## start

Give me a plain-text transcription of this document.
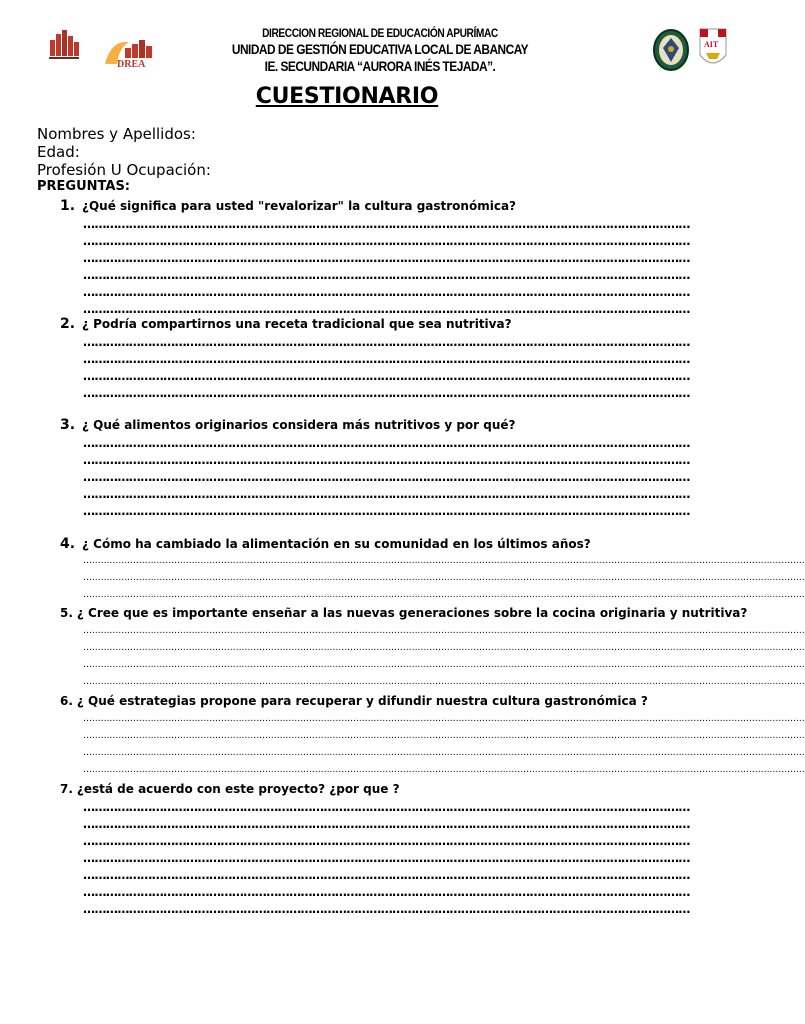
DREA
DIRECCION REGIONAL DE EDUCACIÓN APURÍMAC
UNIDAD DE GESTIÓN EDUCATIVA LOCAL DE ABANCAY
IE. SECUNDARIA “AURORA INÉS TEJADA”.
AIT
CUESTIONARIO
Nombres y Apellidos:
Edad:
Profesión U Ocupación:
PREGUNTAS:
1. ¿Qué significa para usted "revalorizar" la cultura gastronómica?
……………………………………………………………………………………………………………………………………………
……………………………………………………………………………………………………………………………………………
……………………………………………………………………………………………………………………………………………
……………………………………………………………………………………………………………………………………………
……………………………………………………………………………………………………………………………………………
……………………………………………………………………………………………………………………………………………
2. ¿ Podría compartirnos una receta tradicional que sea nutritiva?
……………………………………………………………………………………………………………………………………………
……………………………………………………………………………………………………………………………………………
……………………………………………………………………………………………………………………………………………
……………………………………………………………………………………………………………………………………………
3. ¿ Qué alimentos originarios considera más nutritivos y por qué?
……………………………………………………………………………………………………………………………………………
……………………………………………………………………………………………………………………………………………
……………………………………………………………………………………………………………………………………………
……………………………………………………………………………………………………………………………………………
……………………………………………………………………………………………………………………………………………
4. ¿ Cómo ha cambiado la alimentación en su comunidad en los últimos años?
…………………………………………………………………………………………………………………………………………………………………………………………………………………………
…………………………………………………………………………………………………………………………………………………………………………………………………………………………
…………………………………………………………………………………………………………………………………………………………………………………………………………………………
5. ¿ Cree que es importante enseñar a las nuevas generaciones sobre la cocina originaria y nutritiva?
…………………………………………………………………………………………………………………………………………………………………………………………………………………………
…………………………………………………………………………………………………………………………………………………………………………………………………………………………
…………………………………………………………………………………………………………………………………………………………………………………………………………………………
…………………………………………………………………………………………………………………………………………………………………………………………………………………………
6. ¿ Qué estrategias propone para recuperar y difundir nuestra cultura gastronómica ?
…………………………………………………………………………………………………………………………………………………………………………………………………………………………
…………………………………………………………………………………………………………………………………………………………………………………………………………………………
…………………………………………………………………………………………………………………………………………………………………………………………………………………………
…………………………………………………………………………………………………………………………………………………………………………………………………………………………
7. ¿está de acuerdo con este proyecto? ¿por que ?
……………………………………………………………………………………………………………………………………………
……………………………………………………………………………………………………………………………………………
……………………………………………………………………………………………………………………………………………
……………………………………………………………………………………………………………………………………………
……………………………………………………………………………………………………………………………………………
……………………………………………………………………………………………………………………………………………
……………………………………………………………………………………………………………………………………………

## end

- What is being asked -
Transcribe each line above verbatim, with the pictures left out.

- Completed task -
Give me a plain-text transcription of this document.
DREA
DIRECCION REGIONAL DE EDUCACIÓN APURÍMAC
UNIDAD DE GESTIÓN EDUCATIVA LOCAL DE ABANCAY
IE. SECUNDARIA “AURORA INÉS TEJADA”.
AIT
CUESTIONARIO
Nombres y Apellidos:
Edad:
Profesión U Ocupación:
PREGUNTAS:
1. ¿Qué significa para usted "revalorizar" la cultura gastronómica?
……………………………………………………………………………………………………………………………………………
……………………………………………………………………………………………………………………………………………
……………………………………………………………………………………………………………………………………………
……………………………………………………………………………………………………………………………………………
……………………………………………………………………………………………………………………………………………
……………………………………………………………………………………………………………………………………………
2. ¿ Podría compartirnos una receta tradicional que sea nutritiva?
……………………………………………………………………………………………………………………………………………
……………………………………………………………………………………………………………………………………………
……………………………………………………………………………………………………………………………………………
……………………………………………………………………………………………………………………………………………
3. ¿ Qué alimentos originarios considera más nutritivos y por qué?
……………………………………………………………………………………………………………………………………………
……………………………………………………………………………………………………………………………………………
……………………………………………………………………………………………………………………………………………
……………………………………………………………………………………………………………………………………………
……………………………………………………………………………………………………………………………………………
4. ¿ Cómo ha cambiado la alimentación en su comunidad en los últimos años?
…………………………………………………………………………………………………………………………………………………………………………………………………………………………
…………………………………………………………………………………………………………………………………………………………………………………………………………………………
…………………………………………………………………………………………………………………………………………………………………………………………………………………………
5. ¿ Cree que es importante enseñar a las nuevas generaciones sobre la cocina originaria y nutritiva?
…………………………………………………………………………………………………………………………………………………………………………………………………………………………
…………………………………………………………………………………………………………………………………………………………………………………………………………………………
…………………………………………………………………………………………………………………………………………………………………………………………………………………………
…………………………………………………………………………………………………………………………………………………………………………………………………………………………
6. ¿ Qué estrategias propone para recuperar y difundir nuestra cultura gastronómica ?
…………………………………………………………………………………………………………………………………………………………………………………………………………………………
…………………………………………………………………………………………………………………………………………………………………………………………………………………………
…………………………………………………………………………………………………………………………………………………………………………………………………………………………
…………………………………………………………………………………………………………………………………………………………………………………………………………………………
7. ¿está de acuerdo con este proyecto? ¿por que ?
……………………………………………………………………………………………………………………………………………
……………………………………………………………………………………………………………………………………………
……………………………………………………………………………………………………………………………………………
……………………………………………………………………………………………………………………………………………
……………………………………………………………………………………………………………………………………………
……………………………………………………………………………………………………………………………………………
……………………………………………………………………………………………………………………………………………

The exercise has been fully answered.